Go through the data below line by line and count those containing the word "background". Reply with the count only.

------------------------------------------------------------------------

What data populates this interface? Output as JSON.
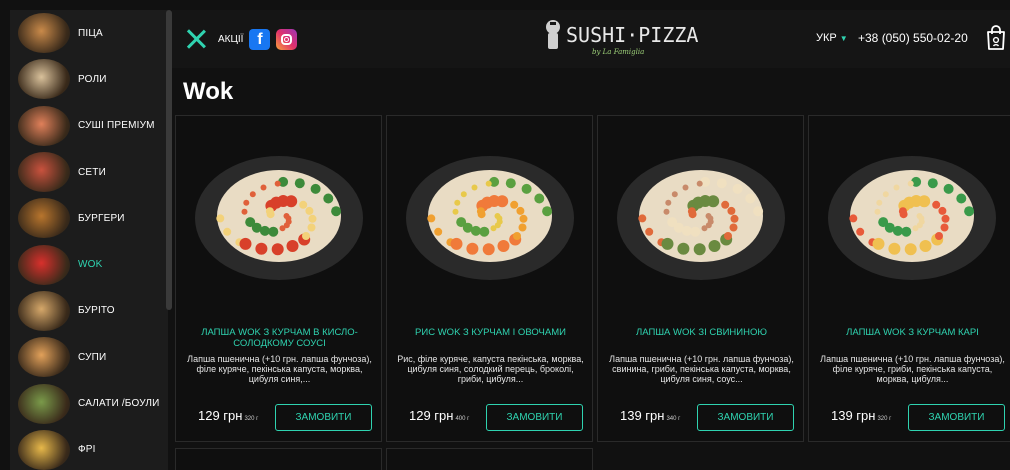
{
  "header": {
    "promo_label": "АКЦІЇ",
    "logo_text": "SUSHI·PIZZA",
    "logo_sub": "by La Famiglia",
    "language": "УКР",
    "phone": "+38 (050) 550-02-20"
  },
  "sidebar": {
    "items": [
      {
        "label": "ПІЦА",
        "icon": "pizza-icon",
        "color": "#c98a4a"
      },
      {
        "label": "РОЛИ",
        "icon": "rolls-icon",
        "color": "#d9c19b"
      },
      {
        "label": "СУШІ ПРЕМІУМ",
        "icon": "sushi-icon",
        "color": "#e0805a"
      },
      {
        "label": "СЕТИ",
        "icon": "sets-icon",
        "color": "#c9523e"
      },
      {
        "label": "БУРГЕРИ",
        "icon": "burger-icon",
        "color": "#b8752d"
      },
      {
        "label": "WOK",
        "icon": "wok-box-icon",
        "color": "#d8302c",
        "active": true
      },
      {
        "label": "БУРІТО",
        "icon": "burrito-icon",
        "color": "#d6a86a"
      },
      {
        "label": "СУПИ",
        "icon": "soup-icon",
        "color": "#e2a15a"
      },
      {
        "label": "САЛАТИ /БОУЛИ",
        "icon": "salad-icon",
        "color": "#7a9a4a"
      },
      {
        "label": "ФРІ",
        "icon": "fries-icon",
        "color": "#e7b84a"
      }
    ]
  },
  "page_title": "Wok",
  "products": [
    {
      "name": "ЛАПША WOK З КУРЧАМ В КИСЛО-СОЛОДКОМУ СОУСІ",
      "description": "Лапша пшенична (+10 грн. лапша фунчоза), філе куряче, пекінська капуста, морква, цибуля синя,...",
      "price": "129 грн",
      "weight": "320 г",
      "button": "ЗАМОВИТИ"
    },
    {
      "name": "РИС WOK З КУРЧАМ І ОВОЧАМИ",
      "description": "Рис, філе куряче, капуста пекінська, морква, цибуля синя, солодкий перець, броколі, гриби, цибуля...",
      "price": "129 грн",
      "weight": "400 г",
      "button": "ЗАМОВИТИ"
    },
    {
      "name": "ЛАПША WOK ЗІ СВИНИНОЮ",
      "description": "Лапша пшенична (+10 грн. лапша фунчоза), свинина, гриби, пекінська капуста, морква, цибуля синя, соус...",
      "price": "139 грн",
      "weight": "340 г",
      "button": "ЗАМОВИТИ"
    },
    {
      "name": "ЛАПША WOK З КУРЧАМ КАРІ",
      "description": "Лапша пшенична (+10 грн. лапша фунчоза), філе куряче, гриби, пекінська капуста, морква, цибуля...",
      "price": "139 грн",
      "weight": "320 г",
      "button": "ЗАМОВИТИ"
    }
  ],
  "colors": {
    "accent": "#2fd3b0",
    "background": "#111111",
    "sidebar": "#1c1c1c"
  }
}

------------------------------------------------------------------------

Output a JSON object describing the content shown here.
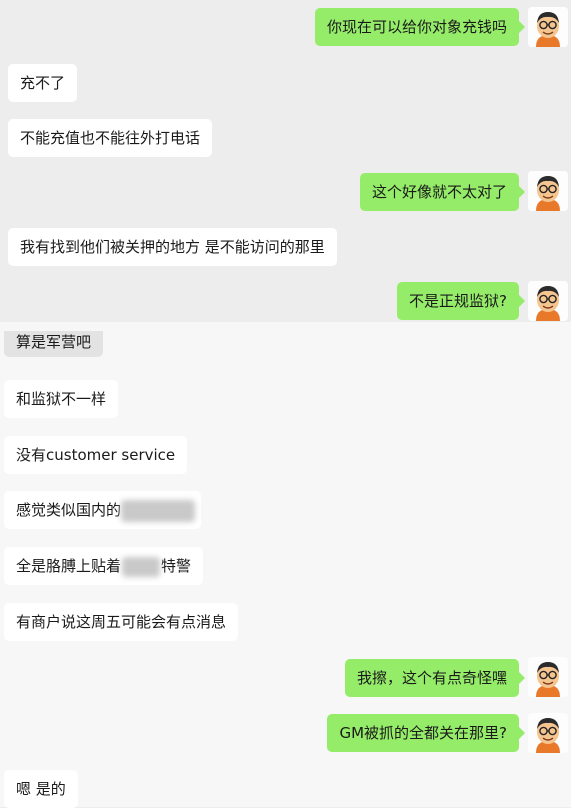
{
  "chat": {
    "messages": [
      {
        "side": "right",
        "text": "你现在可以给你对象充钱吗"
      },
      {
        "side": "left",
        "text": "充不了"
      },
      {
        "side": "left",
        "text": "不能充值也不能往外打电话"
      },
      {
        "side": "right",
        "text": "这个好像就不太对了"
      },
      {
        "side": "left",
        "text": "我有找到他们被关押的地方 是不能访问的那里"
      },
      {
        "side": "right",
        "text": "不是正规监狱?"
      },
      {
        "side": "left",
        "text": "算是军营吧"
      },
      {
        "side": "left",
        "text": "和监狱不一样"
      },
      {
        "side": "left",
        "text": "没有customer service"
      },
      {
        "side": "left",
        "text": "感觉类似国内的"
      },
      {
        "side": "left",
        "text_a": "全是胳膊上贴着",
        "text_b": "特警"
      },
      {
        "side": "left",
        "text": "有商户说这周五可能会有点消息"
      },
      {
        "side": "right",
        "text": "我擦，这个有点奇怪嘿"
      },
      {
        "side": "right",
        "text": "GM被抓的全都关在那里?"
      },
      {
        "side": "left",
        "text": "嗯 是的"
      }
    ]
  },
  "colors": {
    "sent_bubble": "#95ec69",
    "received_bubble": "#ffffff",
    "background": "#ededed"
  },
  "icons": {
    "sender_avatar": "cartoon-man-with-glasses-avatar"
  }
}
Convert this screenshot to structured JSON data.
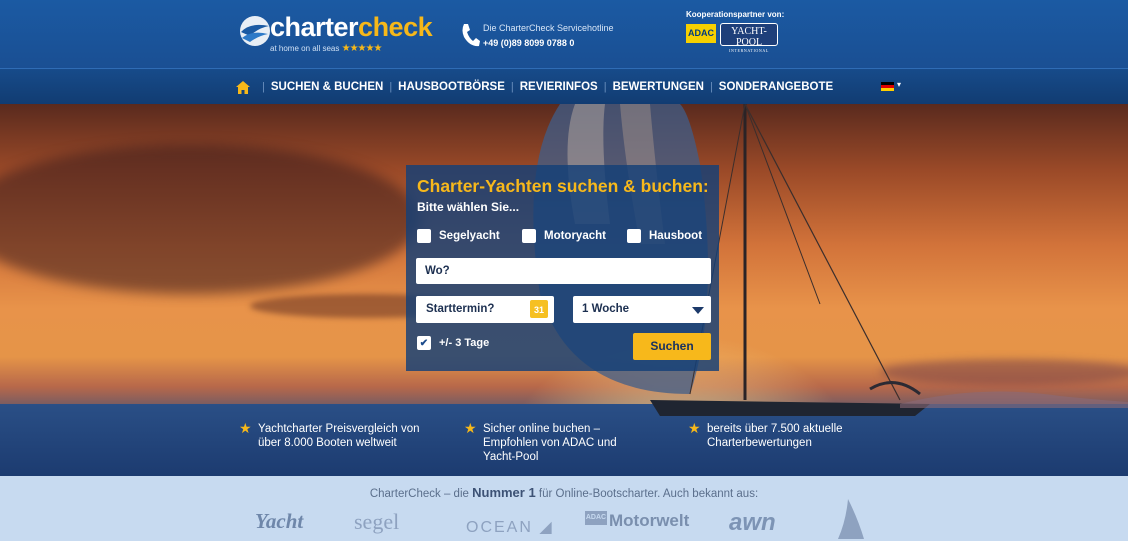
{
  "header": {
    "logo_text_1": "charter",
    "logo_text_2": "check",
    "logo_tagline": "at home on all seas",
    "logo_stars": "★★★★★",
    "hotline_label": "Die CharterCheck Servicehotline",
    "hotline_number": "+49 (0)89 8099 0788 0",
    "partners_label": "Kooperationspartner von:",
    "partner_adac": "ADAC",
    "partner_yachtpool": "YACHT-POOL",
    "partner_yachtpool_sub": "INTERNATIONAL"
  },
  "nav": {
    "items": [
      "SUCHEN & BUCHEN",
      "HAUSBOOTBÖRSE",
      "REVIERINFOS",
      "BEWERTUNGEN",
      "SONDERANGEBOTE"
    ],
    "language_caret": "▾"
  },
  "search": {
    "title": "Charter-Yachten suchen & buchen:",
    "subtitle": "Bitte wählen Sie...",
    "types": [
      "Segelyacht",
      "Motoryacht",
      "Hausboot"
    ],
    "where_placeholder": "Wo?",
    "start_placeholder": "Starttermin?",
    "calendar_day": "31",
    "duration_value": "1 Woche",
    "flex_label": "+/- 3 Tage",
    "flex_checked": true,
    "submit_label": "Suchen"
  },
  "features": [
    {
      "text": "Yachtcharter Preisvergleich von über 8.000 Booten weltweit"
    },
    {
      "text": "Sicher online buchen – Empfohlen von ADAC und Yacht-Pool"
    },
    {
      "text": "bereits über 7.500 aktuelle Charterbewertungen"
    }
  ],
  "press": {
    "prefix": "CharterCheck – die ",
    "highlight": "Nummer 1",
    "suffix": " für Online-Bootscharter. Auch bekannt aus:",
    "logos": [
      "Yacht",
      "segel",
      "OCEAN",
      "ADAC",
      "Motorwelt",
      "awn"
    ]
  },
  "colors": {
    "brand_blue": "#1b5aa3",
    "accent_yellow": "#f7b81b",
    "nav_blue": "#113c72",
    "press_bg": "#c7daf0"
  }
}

------------------------------------------------------------------------

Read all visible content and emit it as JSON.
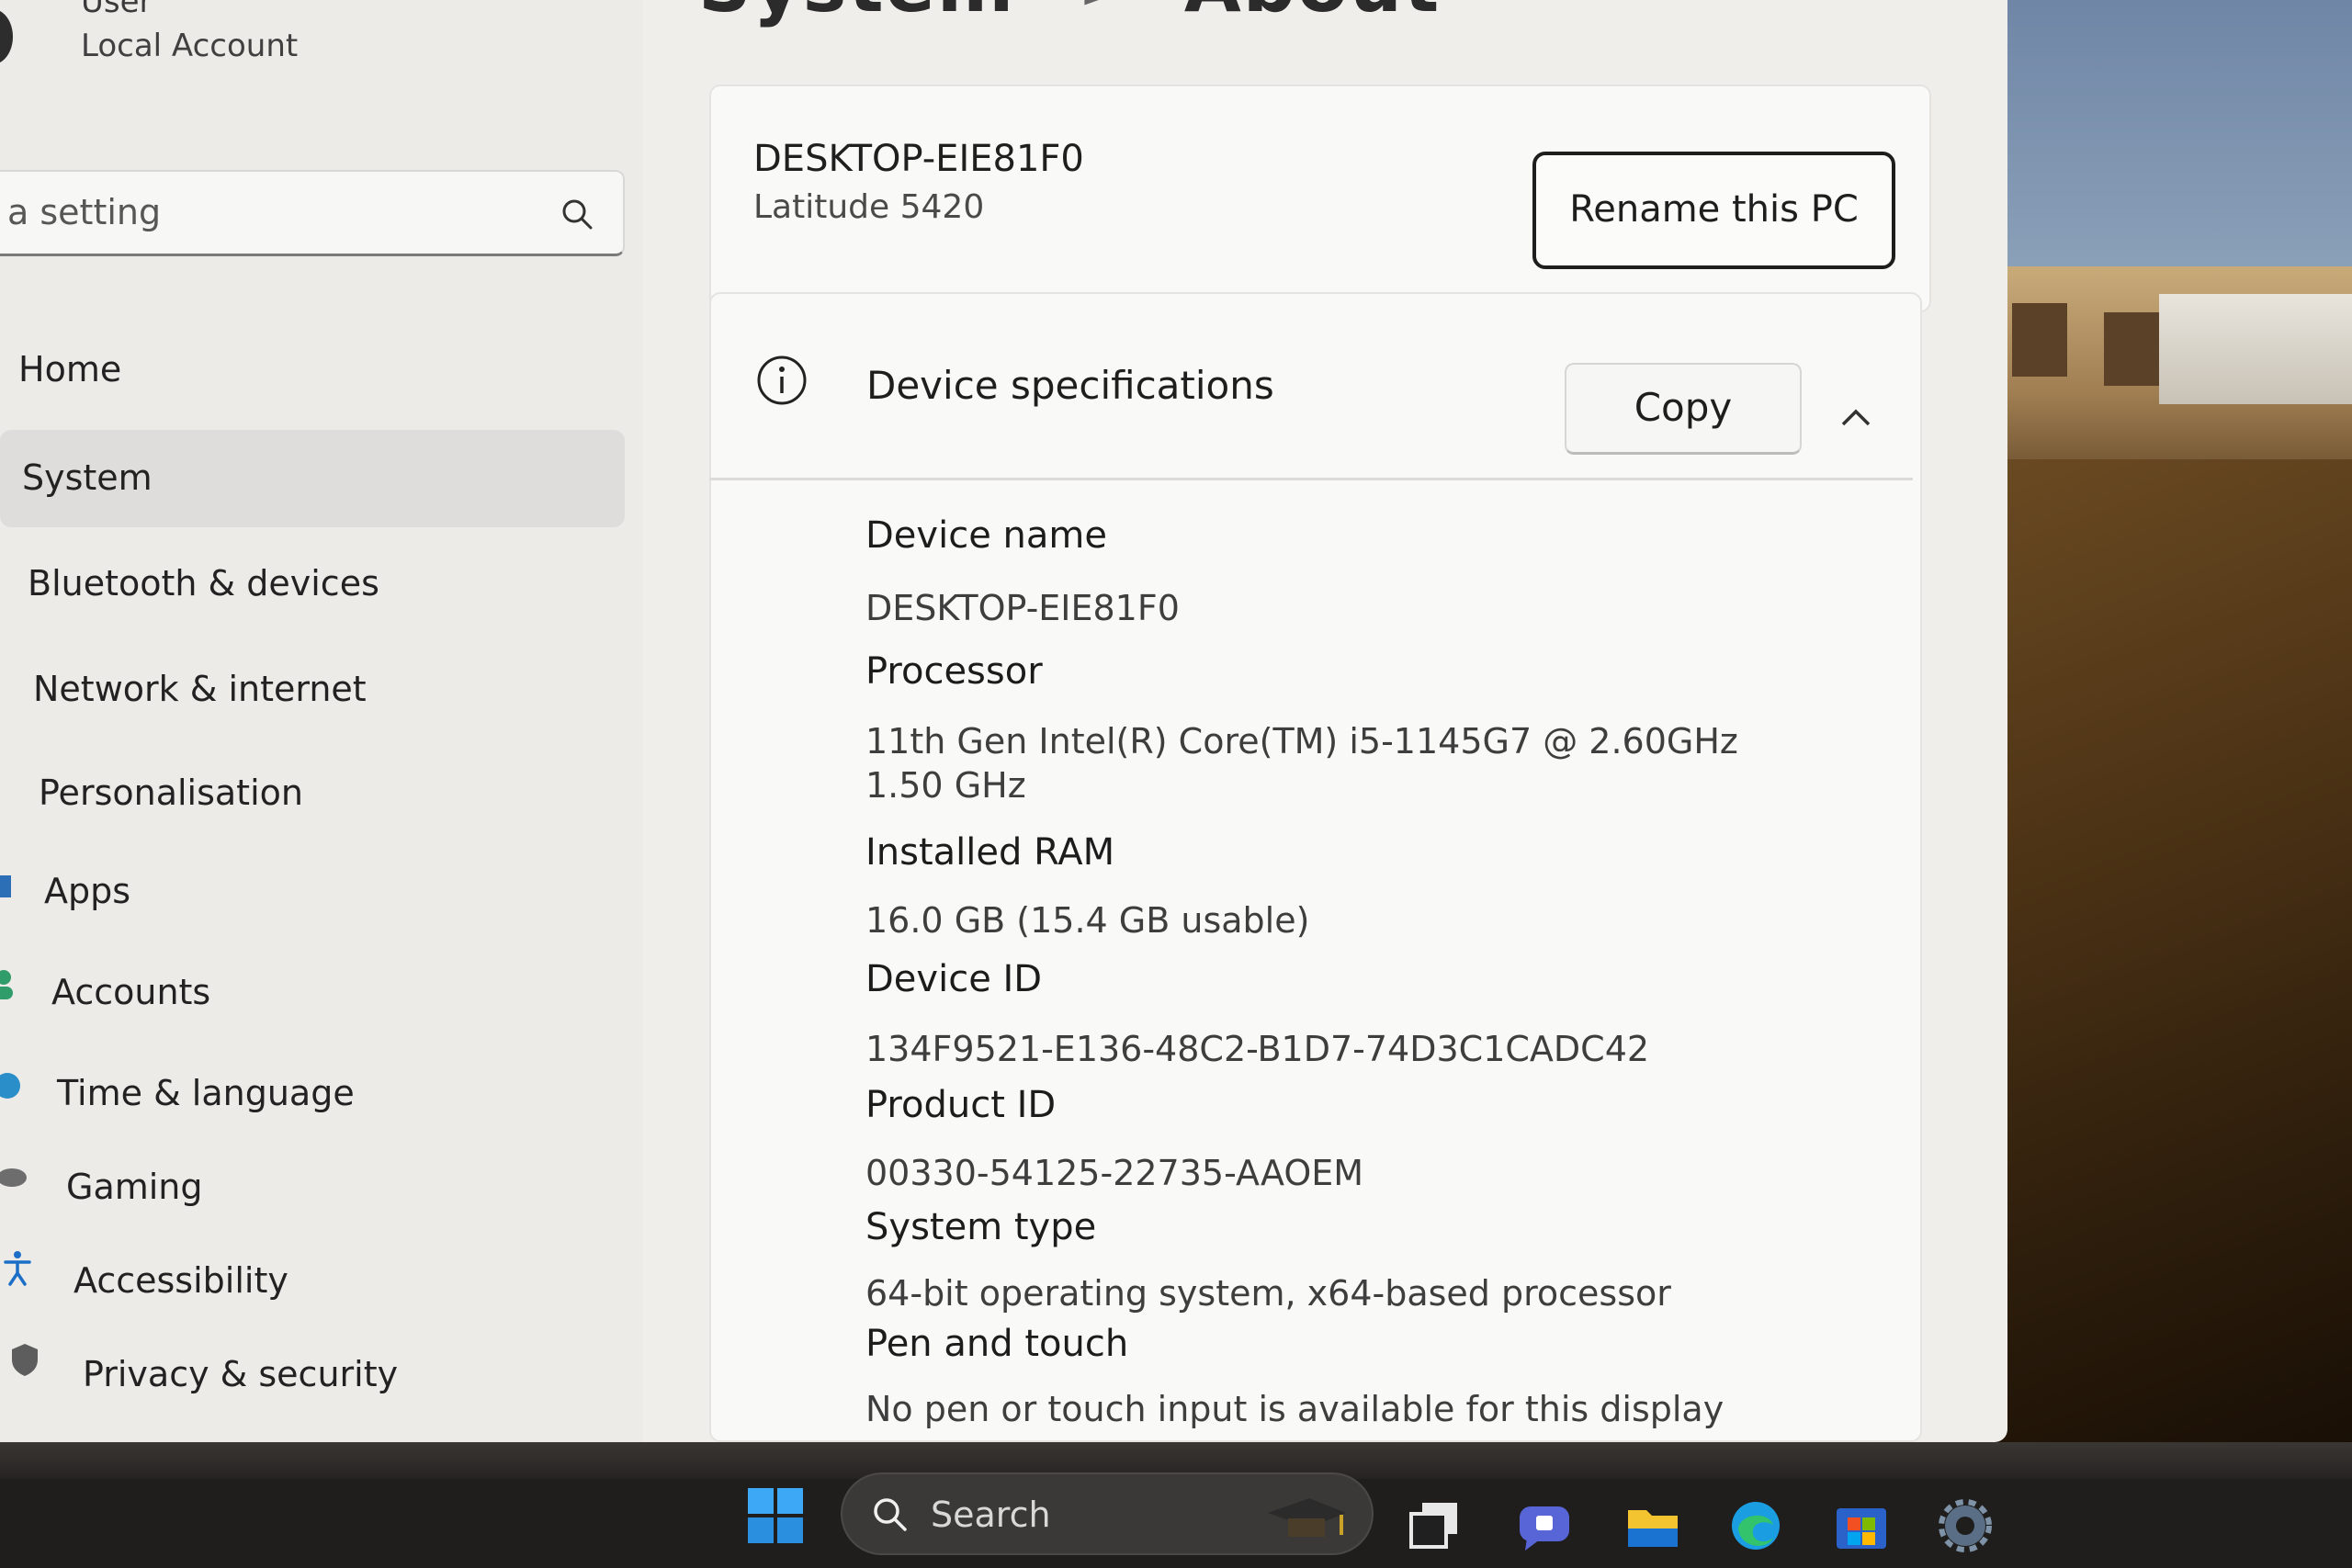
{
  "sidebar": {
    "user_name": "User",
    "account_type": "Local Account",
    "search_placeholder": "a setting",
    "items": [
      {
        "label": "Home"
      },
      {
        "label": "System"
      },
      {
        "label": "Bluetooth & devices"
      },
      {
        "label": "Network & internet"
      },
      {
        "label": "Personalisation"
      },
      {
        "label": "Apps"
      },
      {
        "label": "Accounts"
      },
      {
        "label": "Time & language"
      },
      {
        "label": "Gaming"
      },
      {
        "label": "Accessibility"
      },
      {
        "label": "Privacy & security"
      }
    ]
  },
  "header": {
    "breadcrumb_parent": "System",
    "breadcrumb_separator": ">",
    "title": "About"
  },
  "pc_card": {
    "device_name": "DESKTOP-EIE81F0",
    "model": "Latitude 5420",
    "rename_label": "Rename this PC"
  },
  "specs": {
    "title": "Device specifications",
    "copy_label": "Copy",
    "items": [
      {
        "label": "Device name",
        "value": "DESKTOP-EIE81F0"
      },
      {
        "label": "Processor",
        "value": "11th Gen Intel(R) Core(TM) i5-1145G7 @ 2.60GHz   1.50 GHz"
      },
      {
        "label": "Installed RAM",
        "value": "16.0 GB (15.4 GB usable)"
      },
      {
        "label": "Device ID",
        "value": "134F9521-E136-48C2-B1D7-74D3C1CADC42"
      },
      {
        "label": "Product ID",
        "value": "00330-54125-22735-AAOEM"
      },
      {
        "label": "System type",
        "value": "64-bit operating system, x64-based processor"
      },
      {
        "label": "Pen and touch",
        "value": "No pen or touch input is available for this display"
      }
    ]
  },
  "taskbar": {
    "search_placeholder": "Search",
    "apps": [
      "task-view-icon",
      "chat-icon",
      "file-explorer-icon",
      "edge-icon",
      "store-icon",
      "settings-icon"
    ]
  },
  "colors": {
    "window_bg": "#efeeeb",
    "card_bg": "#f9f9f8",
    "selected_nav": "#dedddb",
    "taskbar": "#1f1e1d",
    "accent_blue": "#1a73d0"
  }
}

------------------------------------------------------------------------

EXERCISE ANSWER: 2